- EXERCISE MATERIAL
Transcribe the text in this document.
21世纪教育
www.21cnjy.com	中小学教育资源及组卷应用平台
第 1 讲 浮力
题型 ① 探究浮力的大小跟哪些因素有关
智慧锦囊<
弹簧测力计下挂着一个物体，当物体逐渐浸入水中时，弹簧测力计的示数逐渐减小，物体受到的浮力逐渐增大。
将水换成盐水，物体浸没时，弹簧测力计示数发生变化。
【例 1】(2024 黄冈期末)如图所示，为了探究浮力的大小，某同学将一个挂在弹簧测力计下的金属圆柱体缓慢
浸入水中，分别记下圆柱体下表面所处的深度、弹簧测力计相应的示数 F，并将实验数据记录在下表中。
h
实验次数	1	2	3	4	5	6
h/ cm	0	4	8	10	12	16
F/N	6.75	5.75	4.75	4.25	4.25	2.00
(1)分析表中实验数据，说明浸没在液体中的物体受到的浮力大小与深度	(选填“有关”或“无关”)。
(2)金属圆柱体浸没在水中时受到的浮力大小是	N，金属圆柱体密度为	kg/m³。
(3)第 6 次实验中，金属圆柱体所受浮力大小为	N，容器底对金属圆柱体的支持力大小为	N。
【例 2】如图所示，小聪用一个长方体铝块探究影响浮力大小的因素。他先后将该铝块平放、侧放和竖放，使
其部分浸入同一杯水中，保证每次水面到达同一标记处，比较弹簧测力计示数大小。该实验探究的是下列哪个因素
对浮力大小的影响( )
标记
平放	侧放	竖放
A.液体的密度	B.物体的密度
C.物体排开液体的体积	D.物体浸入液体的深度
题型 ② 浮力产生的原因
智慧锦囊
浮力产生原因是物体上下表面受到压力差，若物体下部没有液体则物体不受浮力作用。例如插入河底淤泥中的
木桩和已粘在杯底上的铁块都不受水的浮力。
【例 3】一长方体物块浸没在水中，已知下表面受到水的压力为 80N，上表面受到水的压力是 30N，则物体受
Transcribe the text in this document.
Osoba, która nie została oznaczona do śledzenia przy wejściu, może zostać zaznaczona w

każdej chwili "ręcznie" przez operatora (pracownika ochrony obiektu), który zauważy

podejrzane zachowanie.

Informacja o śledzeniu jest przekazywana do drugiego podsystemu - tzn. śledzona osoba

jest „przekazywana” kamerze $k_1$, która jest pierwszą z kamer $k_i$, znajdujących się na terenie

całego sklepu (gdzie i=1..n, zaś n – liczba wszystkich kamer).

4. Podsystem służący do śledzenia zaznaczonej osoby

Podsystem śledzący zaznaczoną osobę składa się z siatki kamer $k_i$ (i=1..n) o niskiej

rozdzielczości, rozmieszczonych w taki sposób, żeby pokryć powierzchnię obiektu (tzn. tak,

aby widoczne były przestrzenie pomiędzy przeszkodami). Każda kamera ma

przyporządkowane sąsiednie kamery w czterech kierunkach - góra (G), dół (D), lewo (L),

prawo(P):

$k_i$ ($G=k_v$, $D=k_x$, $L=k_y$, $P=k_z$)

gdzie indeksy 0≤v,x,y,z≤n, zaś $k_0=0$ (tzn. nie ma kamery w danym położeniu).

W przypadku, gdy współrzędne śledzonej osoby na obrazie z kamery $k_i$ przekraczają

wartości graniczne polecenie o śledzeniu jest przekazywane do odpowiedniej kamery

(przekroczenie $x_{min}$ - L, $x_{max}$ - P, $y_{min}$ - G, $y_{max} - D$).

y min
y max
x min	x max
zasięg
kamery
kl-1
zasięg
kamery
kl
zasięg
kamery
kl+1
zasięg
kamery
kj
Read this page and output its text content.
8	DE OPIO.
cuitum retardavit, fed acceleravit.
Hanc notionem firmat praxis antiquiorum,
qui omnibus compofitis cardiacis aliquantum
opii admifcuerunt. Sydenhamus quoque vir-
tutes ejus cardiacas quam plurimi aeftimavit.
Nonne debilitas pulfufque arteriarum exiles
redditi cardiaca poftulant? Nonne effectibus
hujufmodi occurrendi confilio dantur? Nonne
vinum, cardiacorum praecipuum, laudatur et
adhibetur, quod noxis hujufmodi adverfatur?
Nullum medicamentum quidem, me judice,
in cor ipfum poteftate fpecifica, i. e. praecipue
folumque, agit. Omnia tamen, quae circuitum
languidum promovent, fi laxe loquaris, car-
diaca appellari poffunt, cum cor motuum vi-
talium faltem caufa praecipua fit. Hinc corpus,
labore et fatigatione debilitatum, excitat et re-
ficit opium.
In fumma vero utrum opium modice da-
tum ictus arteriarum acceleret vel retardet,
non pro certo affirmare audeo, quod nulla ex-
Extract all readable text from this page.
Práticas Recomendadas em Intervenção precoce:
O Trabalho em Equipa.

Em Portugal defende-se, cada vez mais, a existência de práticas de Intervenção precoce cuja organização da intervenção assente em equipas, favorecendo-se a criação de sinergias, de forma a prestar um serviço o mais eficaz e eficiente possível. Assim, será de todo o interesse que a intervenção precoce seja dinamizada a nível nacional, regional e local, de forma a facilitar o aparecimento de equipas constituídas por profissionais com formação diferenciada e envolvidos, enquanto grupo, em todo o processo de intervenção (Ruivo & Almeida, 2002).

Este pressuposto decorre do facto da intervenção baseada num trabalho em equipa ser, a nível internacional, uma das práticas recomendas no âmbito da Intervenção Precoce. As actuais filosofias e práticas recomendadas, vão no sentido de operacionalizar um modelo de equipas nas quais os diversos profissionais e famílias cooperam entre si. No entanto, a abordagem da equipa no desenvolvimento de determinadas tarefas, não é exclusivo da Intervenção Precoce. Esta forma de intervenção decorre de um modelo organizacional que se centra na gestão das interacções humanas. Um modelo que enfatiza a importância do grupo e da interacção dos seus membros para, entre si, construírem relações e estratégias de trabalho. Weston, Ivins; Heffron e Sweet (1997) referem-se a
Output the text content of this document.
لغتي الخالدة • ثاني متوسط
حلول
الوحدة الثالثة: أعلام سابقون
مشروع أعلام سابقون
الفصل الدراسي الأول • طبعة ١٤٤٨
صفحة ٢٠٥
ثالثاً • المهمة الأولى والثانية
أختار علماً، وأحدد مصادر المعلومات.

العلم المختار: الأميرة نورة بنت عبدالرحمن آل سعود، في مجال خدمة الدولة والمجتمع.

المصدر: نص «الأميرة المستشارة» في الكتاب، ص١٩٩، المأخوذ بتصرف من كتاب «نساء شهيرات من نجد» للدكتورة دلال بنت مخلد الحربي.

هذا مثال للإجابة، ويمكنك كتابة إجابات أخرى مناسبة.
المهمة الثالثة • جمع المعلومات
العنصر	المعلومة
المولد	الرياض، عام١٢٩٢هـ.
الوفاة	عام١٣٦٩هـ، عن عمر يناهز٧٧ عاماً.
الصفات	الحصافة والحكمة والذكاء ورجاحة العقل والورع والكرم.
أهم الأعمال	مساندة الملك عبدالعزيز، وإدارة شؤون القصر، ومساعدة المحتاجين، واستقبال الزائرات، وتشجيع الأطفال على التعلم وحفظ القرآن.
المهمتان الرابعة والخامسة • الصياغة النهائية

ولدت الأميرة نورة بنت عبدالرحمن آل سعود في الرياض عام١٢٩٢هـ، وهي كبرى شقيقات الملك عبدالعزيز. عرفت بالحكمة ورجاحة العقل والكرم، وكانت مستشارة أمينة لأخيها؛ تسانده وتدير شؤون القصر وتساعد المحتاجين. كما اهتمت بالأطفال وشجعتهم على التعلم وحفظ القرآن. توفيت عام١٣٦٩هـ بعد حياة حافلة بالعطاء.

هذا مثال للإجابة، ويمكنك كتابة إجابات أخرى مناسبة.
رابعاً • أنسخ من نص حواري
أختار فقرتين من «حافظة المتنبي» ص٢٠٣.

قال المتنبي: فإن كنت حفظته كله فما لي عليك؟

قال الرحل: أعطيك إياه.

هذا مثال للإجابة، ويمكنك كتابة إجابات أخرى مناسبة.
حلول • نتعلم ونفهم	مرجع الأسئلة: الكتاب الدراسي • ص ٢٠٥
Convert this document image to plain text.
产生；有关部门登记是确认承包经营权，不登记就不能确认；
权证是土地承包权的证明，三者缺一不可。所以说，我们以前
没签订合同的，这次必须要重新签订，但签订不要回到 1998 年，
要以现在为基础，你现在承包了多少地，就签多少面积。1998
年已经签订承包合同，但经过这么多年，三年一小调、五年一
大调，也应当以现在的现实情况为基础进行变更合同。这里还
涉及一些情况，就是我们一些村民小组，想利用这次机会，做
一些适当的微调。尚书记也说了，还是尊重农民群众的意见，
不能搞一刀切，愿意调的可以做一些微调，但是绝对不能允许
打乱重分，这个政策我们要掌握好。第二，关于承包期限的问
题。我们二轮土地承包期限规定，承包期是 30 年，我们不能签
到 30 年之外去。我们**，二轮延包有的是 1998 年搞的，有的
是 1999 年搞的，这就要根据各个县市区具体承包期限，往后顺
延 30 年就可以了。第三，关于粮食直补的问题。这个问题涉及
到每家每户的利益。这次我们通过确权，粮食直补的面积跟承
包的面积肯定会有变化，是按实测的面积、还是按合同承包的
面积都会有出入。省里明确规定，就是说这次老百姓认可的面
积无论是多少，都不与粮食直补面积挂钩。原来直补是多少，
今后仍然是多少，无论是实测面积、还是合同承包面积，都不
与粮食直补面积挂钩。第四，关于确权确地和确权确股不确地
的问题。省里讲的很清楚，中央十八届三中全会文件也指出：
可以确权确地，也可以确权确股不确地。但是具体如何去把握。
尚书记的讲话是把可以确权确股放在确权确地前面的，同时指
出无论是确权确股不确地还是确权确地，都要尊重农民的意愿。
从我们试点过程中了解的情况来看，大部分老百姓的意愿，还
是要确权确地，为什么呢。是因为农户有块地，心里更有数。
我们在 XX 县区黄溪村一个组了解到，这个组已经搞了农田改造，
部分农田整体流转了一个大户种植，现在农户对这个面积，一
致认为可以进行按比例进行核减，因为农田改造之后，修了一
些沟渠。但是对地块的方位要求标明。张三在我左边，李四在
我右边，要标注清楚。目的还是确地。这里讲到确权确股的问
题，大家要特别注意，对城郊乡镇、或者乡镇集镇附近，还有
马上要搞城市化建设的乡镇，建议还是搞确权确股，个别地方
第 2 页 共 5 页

- WHAT TO WORK ON
Copy every line of the entries above in which "سابقون" occurs.

- ANSWER IN FULL
الوحدة الثالثة: أعلام سابقون
مشروع أعلام سابقون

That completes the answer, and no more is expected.